* _Set task_: Note each line of the listing that contains the string "people", and copy it.

* _Recorded data_:
▽

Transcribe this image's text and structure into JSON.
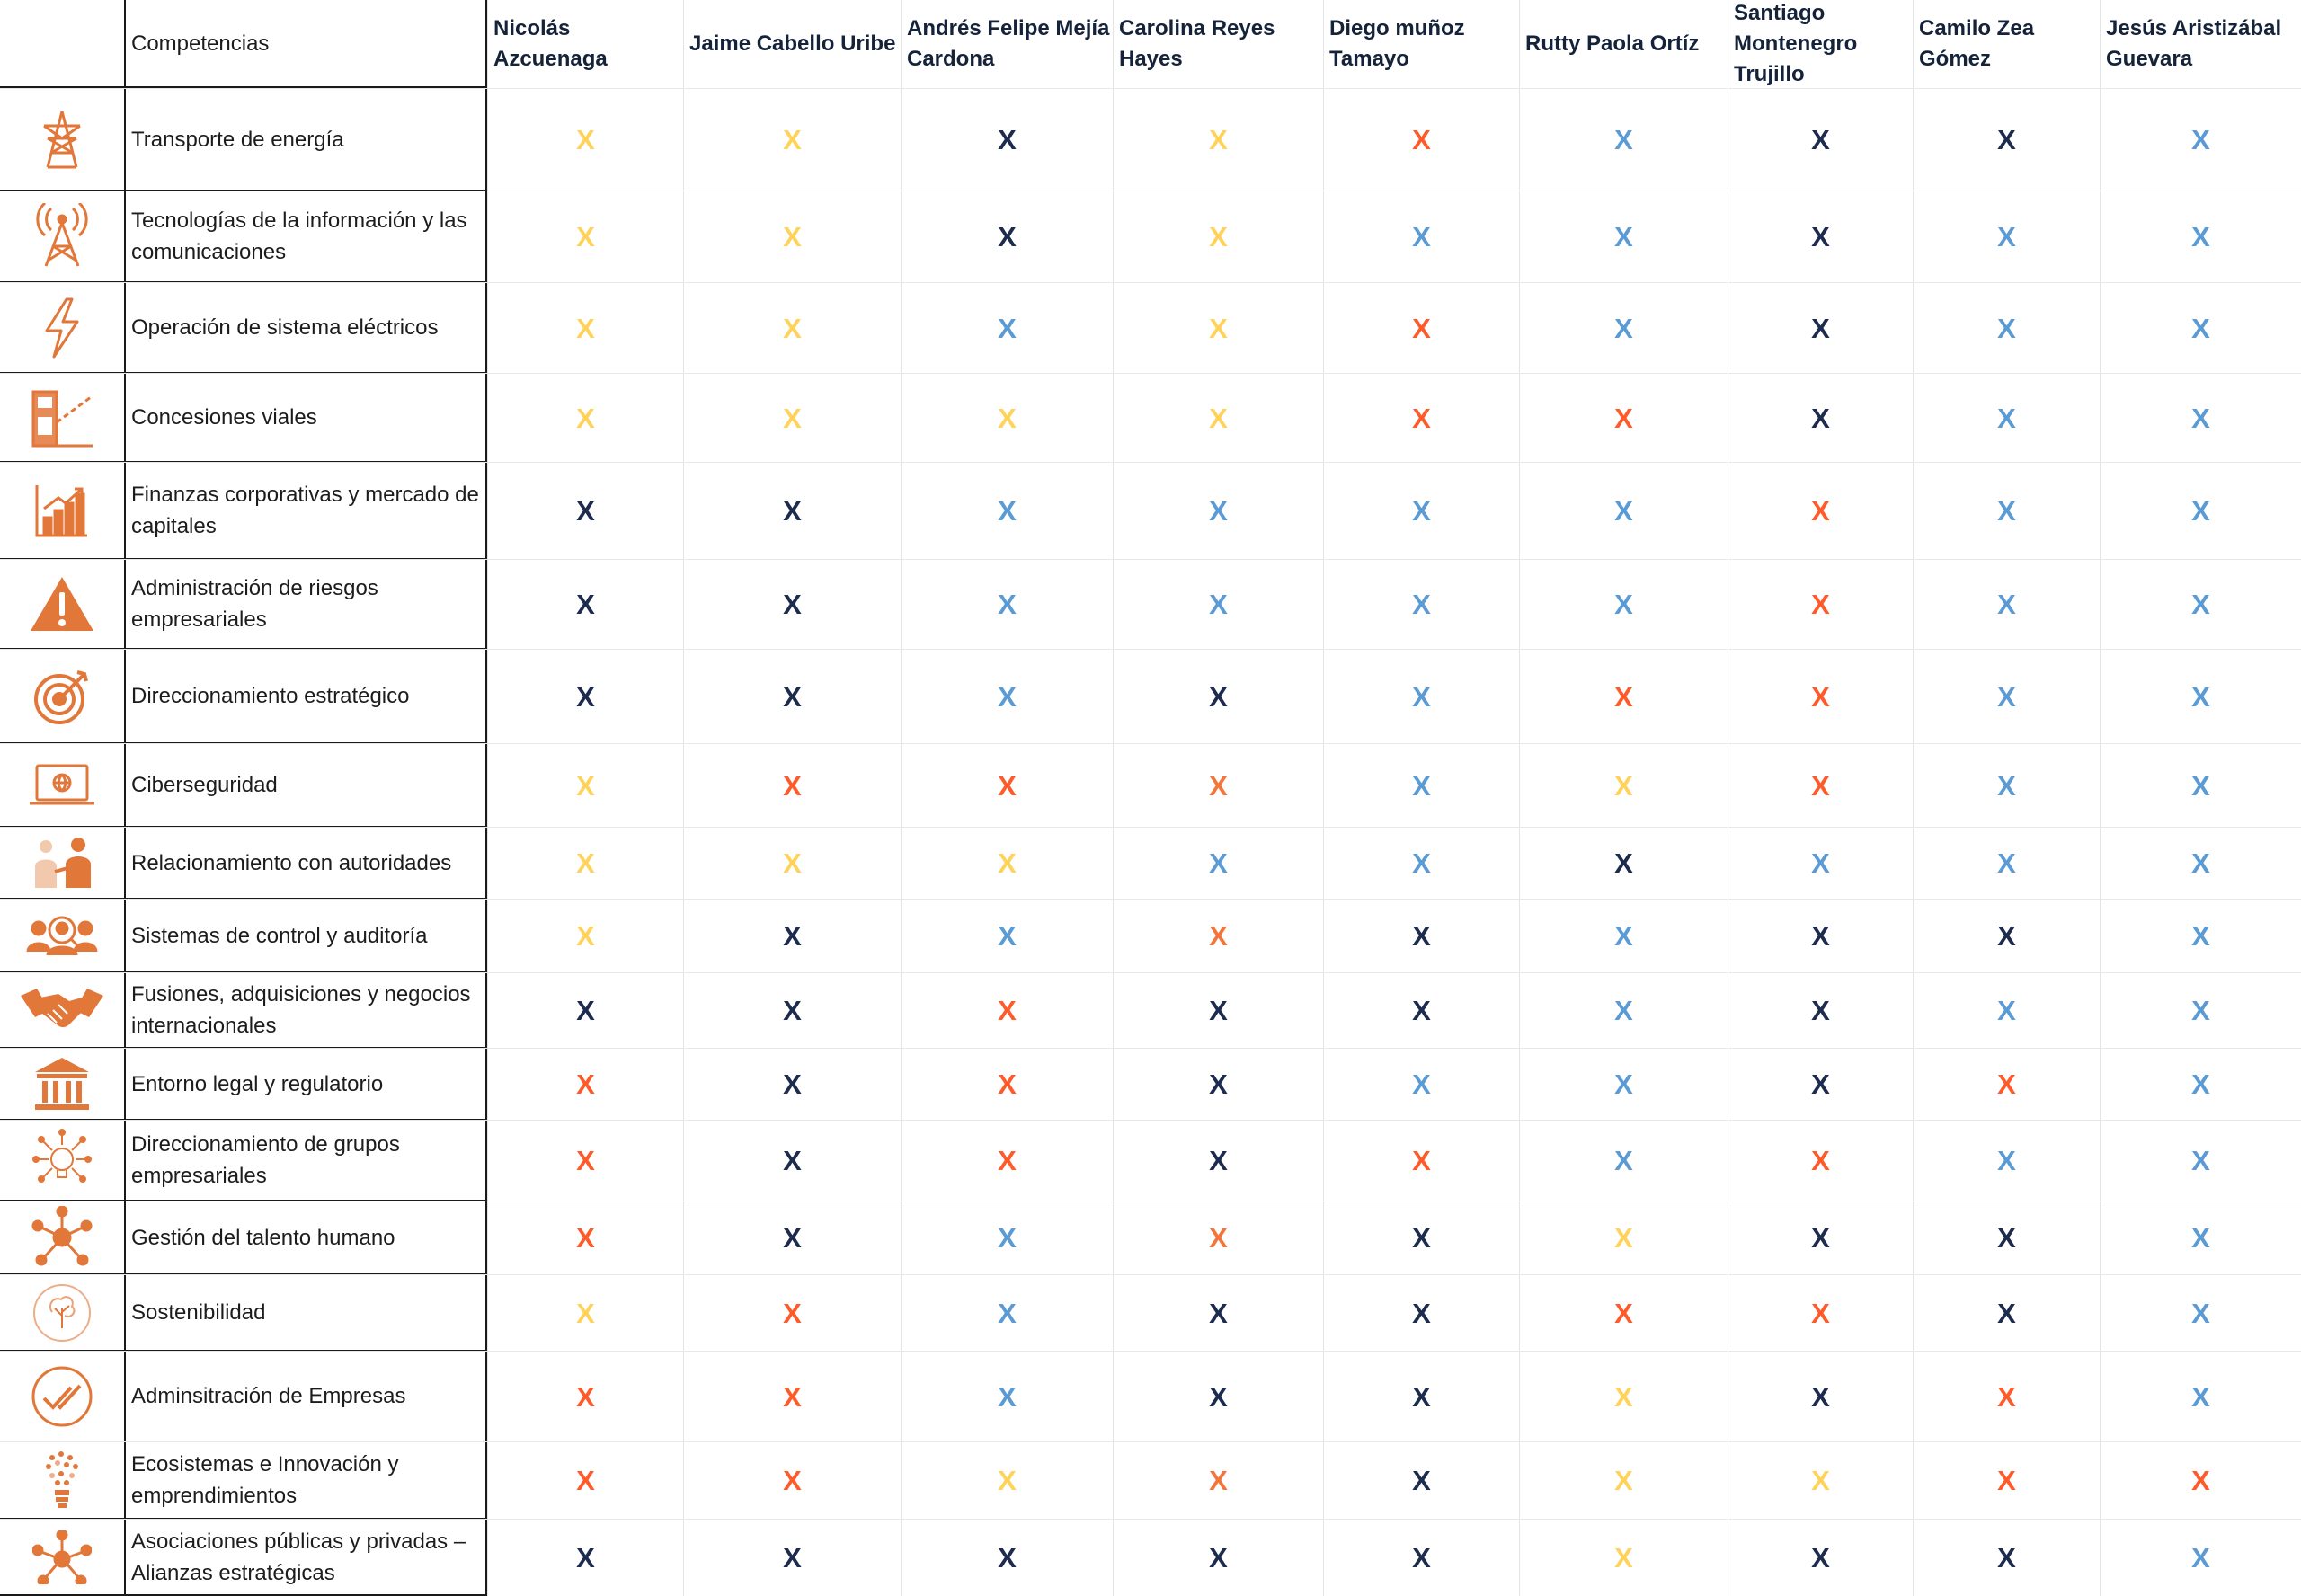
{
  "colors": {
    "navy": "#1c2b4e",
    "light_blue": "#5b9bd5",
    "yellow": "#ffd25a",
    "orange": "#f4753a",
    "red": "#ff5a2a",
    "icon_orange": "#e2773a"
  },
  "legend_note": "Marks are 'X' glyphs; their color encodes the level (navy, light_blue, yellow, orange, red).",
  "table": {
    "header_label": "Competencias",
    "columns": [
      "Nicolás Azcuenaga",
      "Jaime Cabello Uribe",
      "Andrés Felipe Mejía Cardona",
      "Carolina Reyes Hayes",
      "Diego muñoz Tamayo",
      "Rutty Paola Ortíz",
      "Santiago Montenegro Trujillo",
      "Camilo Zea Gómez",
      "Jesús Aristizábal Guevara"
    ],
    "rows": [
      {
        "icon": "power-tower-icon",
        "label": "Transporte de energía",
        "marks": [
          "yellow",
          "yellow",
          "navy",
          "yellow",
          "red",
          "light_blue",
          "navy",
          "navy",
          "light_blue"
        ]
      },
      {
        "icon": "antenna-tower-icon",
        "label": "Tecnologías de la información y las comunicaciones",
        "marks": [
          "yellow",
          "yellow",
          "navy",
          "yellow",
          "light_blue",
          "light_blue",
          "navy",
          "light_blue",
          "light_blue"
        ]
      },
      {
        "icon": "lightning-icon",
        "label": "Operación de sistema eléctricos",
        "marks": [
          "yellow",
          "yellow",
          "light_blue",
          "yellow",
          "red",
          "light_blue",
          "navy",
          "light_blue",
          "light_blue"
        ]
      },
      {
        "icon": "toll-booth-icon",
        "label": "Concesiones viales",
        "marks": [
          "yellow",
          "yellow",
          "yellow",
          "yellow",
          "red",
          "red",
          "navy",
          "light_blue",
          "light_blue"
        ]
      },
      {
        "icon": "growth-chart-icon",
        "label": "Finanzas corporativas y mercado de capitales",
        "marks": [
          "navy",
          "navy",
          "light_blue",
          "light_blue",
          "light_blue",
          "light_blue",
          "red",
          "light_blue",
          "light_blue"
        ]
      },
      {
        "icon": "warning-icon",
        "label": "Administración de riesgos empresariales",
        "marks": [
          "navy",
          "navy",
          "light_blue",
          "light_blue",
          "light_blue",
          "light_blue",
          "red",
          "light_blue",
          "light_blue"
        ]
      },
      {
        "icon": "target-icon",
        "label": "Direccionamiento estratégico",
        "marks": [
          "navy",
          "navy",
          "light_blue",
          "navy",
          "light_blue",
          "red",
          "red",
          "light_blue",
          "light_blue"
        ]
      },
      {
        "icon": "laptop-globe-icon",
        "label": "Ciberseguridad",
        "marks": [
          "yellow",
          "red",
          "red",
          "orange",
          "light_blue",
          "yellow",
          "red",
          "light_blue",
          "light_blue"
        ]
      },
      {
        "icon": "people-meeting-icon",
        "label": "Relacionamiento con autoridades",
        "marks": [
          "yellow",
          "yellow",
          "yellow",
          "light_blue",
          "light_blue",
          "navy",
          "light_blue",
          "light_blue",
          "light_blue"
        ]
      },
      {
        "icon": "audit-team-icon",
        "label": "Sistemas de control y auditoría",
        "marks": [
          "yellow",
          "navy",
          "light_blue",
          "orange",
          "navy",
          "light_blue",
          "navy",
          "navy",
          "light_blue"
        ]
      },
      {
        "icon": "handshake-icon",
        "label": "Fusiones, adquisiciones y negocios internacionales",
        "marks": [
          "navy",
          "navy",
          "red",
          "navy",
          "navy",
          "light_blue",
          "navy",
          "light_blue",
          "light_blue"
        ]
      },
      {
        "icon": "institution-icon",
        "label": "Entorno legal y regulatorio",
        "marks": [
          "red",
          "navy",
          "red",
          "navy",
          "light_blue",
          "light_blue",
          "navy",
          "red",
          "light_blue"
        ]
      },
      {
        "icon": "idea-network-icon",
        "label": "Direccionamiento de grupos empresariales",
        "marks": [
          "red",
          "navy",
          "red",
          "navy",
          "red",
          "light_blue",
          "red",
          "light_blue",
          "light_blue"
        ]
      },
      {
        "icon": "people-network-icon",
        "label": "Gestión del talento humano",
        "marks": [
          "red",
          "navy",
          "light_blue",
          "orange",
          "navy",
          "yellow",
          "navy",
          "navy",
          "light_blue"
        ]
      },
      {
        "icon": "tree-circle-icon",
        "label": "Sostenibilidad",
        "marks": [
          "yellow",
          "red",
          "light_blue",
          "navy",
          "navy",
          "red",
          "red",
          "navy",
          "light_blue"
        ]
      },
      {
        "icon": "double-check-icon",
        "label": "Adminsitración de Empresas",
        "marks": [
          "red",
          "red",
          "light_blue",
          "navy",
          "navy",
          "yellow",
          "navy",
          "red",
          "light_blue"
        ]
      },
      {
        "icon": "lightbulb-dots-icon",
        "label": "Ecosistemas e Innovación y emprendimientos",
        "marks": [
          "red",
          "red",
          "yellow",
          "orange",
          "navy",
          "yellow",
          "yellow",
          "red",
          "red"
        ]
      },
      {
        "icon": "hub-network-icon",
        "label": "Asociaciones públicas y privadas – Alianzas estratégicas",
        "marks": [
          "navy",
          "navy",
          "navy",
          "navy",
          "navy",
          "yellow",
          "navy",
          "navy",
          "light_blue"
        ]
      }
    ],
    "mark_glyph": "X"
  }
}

△

* _Worked solution_:
        "icon": "people-meeting-icon",
        "icon": "people-network-icon",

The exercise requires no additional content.